Assignment: Sort through the listing below and keep each line with the word "стрит". Copy those.

************

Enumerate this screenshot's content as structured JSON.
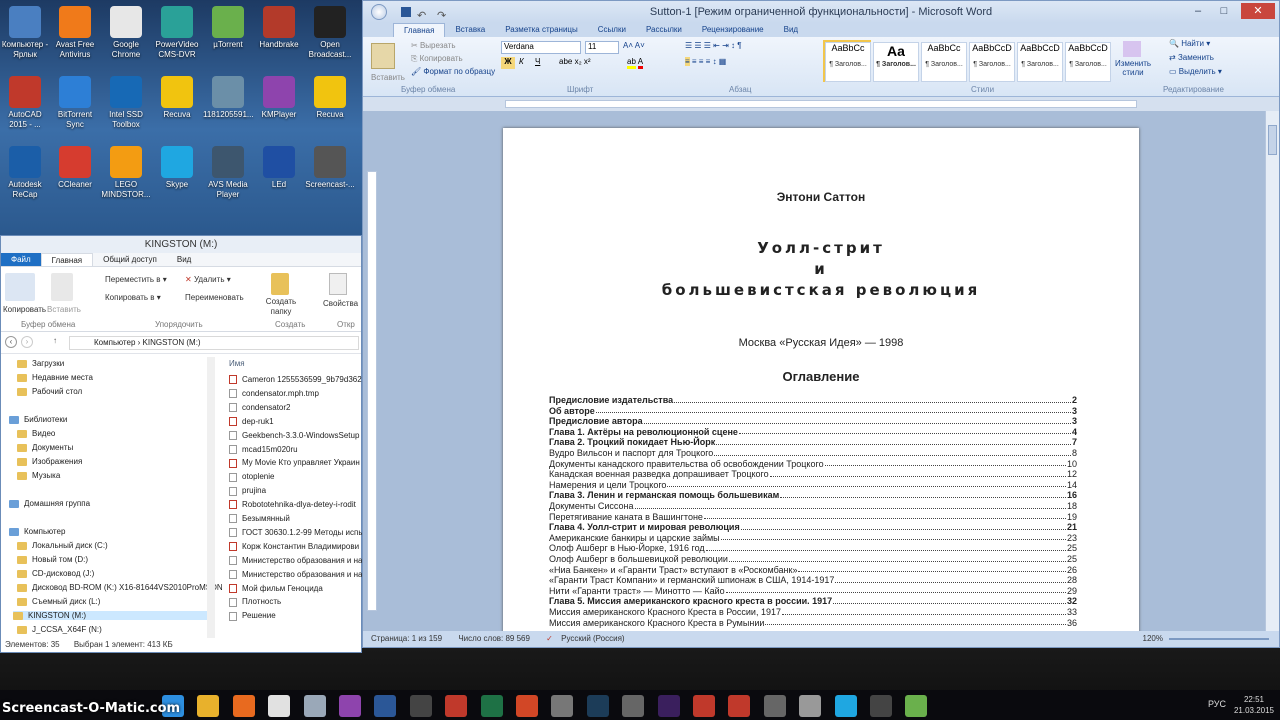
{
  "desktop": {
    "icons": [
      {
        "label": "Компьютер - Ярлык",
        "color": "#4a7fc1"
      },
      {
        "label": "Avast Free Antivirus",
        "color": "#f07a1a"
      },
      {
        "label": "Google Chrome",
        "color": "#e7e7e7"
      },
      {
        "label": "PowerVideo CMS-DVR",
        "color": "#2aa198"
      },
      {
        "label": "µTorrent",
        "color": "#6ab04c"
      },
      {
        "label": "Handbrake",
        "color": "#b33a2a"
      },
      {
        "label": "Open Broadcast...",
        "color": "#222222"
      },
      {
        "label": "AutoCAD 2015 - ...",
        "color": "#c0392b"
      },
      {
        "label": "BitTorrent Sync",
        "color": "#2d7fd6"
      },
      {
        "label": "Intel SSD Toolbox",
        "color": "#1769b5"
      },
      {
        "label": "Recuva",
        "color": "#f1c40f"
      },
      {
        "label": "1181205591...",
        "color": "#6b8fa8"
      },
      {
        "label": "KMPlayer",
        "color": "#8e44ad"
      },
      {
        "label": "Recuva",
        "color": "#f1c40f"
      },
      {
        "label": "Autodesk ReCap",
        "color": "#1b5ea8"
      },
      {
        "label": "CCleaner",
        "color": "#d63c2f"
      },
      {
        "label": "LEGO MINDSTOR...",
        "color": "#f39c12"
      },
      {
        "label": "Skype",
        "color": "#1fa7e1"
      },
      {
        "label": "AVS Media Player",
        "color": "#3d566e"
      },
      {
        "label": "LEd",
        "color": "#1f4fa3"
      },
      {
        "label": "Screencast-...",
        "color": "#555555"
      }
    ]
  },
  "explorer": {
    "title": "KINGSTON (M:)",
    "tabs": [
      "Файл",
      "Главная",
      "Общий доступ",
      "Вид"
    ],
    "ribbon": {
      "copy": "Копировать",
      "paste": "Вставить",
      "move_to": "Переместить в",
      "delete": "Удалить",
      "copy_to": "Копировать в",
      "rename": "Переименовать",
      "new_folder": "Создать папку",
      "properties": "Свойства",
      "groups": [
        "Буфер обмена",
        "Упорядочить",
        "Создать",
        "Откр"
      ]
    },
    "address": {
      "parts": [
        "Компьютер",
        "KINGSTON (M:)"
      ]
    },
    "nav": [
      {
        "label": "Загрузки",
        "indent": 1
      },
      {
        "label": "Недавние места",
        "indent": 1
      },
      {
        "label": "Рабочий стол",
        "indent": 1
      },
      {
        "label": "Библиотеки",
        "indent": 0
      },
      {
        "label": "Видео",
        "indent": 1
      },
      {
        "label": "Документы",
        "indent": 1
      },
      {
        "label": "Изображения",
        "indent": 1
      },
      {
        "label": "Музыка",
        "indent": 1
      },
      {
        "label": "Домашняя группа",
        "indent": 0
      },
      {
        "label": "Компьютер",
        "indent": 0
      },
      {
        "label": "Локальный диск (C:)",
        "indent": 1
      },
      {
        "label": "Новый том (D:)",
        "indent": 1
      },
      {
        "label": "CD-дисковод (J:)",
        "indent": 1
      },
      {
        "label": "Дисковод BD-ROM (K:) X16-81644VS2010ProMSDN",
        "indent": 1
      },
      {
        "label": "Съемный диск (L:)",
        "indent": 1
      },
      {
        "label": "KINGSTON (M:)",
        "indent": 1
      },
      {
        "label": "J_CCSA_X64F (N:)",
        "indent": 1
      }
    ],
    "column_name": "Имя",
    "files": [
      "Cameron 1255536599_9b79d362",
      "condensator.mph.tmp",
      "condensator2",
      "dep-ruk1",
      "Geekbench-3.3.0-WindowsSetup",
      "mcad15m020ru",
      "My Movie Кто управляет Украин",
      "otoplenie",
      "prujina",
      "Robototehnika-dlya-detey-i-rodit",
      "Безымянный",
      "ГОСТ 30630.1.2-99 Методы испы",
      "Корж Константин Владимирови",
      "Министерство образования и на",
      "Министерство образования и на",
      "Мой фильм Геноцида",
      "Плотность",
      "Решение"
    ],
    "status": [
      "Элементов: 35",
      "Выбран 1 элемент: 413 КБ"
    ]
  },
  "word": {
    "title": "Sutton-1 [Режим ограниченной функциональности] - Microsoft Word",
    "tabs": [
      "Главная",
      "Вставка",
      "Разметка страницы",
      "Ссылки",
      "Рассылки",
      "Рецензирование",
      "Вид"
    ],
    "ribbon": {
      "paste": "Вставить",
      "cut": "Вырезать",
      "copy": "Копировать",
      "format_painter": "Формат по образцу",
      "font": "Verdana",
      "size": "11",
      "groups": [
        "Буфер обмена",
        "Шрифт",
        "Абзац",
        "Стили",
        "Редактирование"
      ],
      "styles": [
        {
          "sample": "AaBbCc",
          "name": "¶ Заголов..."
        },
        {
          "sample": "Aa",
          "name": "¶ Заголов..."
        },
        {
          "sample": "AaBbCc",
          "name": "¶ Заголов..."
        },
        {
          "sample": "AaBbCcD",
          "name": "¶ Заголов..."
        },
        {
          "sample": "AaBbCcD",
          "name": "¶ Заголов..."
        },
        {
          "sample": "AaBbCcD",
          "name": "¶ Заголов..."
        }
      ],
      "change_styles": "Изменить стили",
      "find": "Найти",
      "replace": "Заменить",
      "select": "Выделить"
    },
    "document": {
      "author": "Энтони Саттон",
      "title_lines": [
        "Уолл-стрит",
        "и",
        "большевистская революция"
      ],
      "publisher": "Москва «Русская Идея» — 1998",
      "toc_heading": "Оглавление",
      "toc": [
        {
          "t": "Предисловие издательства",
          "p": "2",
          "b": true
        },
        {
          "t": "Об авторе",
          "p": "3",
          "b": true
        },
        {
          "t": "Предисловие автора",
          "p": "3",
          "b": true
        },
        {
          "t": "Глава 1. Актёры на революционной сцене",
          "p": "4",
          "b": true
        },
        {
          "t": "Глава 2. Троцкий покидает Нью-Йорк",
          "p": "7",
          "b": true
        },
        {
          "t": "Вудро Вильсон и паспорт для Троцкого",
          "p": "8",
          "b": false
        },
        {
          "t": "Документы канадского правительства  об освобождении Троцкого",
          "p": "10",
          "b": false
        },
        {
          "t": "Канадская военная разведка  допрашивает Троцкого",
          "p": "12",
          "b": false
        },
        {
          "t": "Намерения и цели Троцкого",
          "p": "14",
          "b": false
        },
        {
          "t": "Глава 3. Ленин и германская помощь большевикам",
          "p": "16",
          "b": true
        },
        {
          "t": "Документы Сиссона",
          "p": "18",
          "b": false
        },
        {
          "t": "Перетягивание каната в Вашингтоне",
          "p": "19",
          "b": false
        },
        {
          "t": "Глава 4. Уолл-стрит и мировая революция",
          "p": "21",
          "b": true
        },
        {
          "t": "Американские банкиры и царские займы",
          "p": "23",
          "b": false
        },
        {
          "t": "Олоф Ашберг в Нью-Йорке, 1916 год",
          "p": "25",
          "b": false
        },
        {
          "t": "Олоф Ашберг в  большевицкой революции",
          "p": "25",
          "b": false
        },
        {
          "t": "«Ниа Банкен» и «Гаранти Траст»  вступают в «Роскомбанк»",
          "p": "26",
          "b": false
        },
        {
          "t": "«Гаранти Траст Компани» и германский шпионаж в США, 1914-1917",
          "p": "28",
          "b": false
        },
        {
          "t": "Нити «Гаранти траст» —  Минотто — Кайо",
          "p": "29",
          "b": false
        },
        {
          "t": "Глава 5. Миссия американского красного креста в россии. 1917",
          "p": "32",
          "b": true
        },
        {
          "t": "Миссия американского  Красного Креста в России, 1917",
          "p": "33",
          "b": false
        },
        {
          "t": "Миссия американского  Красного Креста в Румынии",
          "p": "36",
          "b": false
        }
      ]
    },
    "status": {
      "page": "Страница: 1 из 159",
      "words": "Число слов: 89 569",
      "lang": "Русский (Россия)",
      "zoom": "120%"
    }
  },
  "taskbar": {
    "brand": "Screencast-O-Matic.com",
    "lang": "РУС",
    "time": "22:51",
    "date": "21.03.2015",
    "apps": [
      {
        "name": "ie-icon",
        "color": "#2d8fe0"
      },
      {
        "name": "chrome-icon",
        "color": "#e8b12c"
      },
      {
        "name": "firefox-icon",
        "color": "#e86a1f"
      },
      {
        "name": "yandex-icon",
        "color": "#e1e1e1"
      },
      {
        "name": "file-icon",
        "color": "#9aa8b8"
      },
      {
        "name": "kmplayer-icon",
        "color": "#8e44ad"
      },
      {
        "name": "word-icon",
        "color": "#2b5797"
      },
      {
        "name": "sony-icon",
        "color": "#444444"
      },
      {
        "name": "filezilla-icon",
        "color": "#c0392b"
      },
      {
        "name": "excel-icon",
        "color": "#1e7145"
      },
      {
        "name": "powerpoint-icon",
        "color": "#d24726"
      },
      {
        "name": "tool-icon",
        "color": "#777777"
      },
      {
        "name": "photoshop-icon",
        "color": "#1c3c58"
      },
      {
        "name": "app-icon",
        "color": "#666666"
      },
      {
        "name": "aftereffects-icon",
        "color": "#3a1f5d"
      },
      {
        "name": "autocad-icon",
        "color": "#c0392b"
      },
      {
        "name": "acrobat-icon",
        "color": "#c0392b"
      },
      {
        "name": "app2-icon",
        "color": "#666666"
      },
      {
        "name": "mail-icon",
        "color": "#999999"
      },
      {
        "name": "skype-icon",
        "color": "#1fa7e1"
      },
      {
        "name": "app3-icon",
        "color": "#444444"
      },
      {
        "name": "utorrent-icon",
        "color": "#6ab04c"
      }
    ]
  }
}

************

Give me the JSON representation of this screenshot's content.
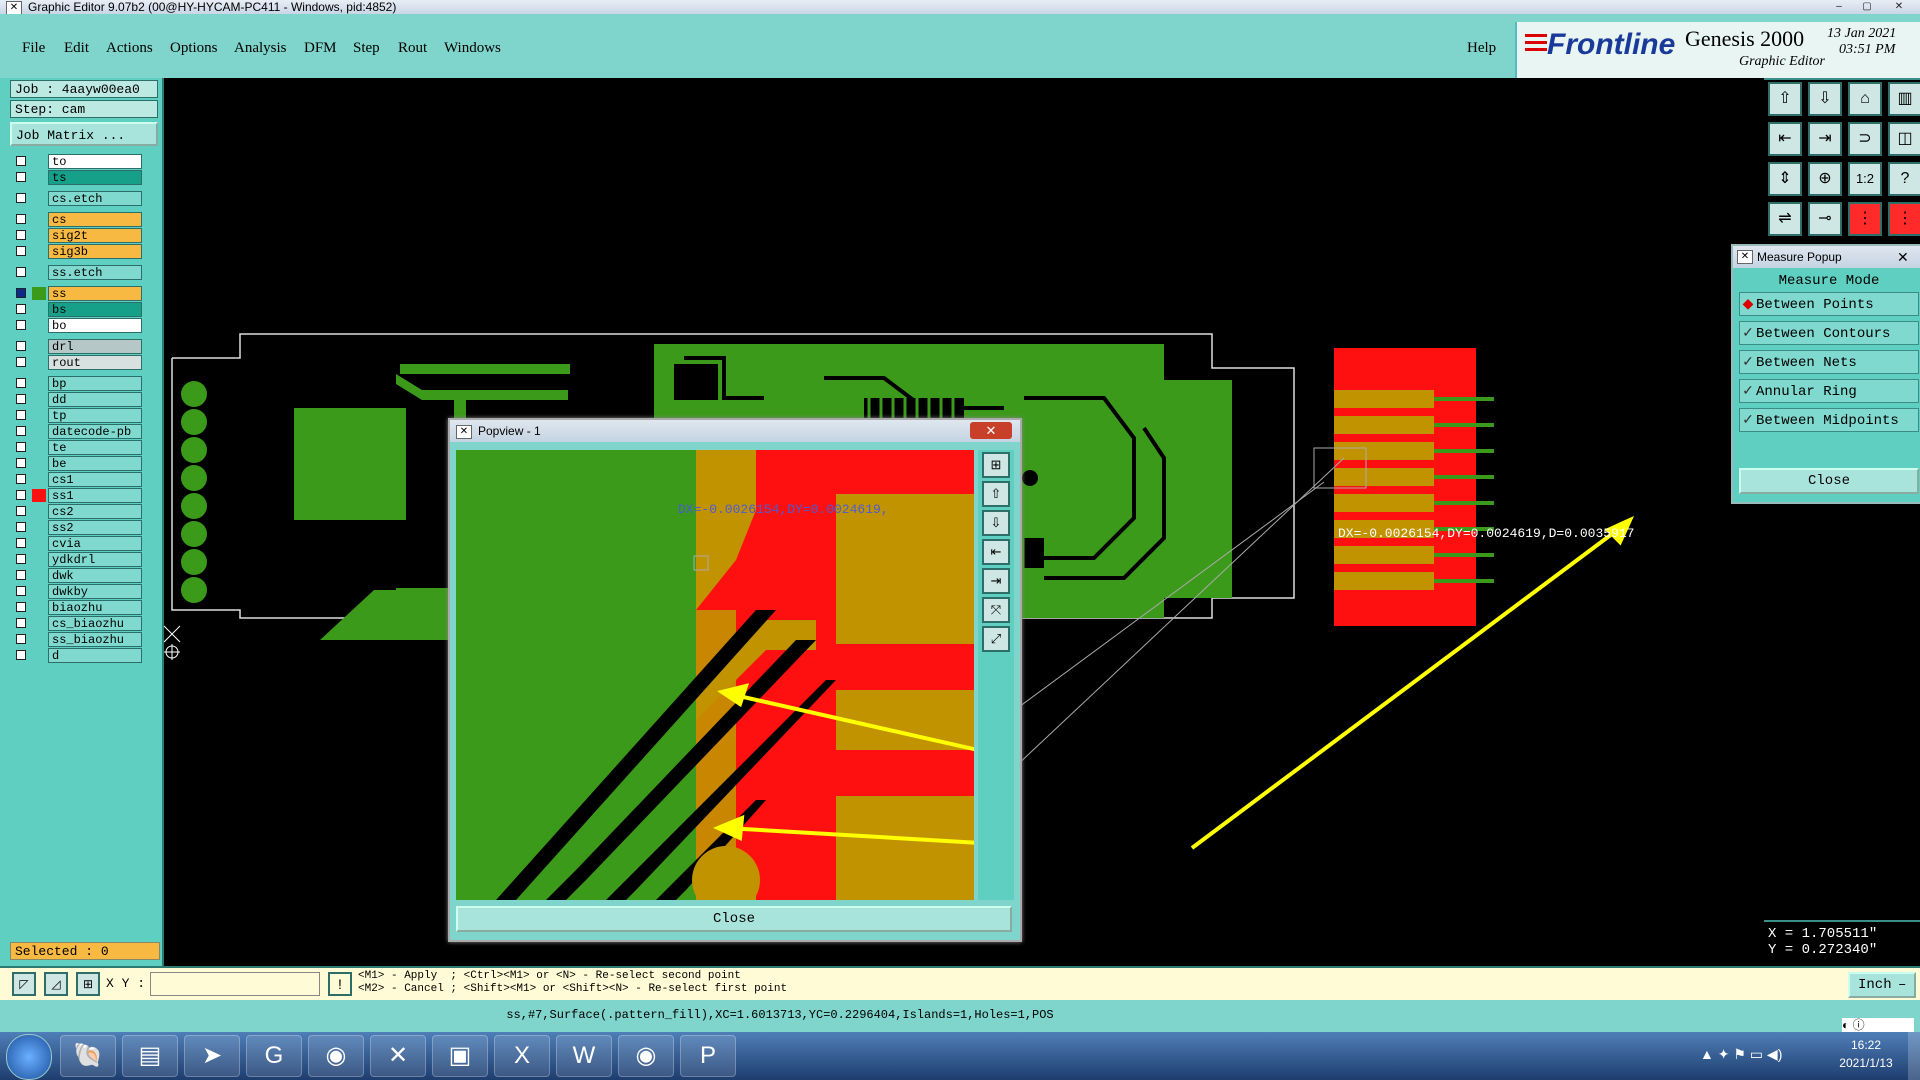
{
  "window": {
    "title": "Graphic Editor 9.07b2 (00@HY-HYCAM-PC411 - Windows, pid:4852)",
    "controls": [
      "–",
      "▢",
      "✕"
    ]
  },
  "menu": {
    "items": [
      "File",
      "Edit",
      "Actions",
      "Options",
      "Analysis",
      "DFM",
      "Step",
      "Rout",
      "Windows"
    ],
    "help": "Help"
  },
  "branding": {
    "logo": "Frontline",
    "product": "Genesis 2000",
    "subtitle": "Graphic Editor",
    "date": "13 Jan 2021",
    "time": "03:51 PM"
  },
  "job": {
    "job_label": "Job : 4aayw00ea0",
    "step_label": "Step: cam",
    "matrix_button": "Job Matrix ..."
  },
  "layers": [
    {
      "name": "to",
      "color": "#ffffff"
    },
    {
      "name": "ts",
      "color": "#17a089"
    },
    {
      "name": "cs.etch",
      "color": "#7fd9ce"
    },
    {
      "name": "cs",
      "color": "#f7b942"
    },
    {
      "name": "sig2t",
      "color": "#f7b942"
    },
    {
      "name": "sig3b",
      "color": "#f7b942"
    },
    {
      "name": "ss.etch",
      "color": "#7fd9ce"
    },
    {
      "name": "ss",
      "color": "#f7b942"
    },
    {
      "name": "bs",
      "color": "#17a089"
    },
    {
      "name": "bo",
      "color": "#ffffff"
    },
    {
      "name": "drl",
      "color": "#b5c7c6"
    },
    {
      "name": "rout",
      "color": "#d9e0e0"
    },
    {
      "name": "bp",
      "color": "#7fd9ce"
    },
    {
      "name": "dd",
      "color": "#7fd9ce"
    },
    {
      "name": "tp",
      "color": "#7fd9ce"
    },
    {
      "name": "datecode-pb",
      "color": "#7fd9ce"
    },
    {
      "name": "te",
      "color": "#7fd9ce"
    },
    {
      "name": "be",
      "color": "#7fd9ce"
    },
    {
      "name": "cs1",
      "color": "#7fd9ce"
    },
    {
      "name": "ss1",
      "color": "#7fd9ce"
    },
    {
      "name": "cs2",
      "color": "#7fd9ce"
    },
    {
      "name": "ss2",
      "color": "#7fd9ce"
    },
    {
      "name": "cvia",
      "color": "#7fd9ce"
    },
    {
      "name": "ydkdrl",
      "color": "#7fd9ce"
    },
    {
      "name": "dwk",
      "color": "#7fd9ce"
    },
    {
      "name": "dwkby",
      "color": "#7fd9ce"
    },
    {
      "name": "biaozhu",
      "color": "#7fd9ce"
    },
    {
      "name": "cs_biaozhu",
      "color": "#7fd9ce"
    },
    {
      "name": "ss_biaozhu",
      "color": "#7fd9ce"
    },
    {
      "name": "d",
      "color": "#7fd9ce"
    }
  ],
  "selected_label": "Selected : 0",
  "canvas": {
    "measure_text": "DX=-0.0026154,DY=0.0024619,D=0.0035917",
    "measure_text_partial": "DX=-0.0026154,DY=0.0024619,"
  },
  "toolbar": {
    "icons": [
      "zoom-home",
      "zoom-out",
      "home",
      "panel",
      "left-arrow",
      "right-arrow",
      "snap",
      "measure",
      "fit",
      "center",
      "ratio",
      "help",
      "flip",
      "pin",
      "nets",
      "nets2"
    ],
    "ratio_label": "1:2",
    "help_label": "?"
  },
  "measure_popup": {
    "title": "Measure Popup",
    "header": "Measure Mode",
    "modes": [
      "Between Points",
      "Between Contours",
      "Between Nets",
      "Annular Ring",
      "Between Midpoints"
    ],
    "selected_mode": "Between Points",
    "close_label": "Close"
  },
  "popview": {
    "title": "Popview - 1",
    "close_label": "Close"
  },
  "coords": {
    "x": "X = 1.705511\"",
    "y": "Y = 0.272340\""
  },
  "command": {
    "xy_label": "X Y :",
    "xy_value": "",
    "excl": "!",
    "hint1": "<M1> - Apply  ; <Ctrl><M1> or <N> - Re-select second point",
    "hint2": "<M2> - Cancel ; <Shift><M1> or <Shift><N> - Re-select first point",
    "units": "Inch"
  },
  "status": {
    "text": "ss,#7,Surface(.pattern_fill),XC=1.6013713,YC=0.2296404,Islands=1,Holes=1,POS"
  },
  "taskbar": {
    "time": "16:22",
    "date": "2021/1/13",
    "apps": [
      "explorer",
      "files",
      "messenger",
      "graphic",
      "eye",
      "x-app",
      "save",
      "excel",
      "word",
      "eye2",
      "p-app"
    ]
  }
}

************

Solution for this exercise:
        "Уолл-стрит",
          "t": "Глава 4. Уолл-стрит и мировая революция",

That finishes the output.